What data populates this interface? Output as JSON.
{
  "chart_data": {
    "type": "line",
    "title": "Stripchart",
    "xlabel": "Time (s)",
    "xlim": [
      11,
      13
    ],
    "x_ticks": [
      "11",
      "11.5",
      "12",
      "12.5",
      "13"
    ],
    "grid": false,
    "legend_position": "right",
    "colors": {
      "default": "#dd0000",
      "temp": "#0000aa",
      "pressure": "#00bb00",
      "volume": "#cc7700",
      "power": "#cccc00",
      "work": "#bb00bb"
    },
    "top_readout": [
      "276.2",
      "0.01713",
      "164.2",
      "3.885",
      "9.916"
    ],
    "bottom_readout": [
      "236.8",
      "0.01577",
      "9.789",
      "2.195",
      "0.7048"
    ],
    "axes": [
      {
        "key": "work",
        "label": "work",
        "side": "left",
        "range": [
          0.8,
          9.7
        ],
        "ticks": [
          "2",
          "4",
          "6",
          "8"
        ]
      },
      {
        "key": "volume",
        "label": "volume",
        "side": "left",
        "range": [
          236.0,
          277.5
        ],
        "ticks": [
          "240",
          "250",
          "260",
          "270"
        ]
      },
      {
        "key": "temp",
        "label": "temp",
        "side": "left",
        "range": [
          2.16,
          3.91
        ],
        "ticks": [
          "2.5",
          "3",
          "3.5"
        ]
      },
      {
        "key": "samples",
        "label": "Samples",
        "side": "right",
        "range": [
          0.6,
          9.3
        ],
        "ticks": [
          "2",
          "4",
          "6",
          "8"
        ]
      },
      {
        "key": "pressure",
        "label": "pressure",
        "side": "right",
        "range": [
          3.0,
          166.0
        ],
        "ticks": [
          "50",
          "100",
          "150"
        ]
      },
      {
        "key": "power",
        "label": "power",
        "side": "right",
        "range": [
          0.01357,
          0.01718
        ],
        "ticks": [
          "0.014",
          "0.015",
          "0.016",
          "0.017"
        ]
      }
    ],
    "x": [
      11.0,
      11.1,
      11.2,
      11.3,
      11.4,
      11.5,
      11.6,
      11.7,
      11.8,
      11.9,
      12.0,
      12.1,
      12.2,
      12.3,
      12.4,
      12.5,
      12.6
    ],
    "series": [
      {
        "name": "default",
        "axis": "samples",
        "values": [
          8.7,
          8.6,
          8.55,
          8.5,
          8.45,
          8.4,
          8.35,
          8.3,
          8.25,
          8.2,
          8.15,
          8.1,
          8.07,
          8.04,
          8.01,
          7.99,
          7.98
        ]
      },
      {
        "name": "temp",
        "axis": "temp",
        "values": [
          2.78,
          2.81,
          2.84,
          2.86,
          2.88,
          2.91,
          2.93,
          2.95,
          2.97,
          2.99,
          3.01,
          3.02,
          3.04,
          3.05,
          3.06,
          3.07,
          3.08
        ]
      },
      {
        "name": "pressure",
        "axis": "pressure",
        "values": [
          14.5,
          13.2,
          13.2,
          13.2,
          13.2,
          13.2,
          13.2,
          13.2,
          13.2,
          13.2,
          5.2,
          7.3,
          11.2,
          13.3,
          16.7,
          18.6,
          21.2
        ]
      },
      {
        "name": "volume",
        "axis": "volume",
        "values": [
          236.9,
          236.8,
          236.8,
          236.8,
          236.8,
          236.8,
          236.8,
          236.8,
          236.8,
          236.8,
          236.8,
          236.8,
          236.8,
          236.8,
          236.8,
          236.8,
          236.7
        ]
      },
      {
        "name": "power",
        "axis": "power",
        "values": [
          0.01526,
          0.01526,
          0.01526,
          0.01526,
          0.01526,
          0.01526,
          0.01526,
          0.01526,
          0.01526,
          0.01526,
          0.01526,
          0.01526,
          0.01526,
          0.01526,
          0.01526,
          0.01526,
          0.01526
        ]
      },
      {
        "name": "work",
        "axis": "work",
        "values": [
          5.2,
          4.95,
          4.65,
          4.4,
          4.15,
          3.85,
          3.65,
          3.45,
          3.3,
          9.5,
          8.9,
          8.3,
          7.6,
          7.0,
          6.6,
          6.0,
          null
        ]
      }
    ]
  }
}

Required task → Filter the listing for the word "name" and copy every line that holds it.

Output of the exercise →
        "name": "default",
        "name": "temp",
        "name": "pressure",
        "name": "volume",
        "name": "power",
        "name": "work",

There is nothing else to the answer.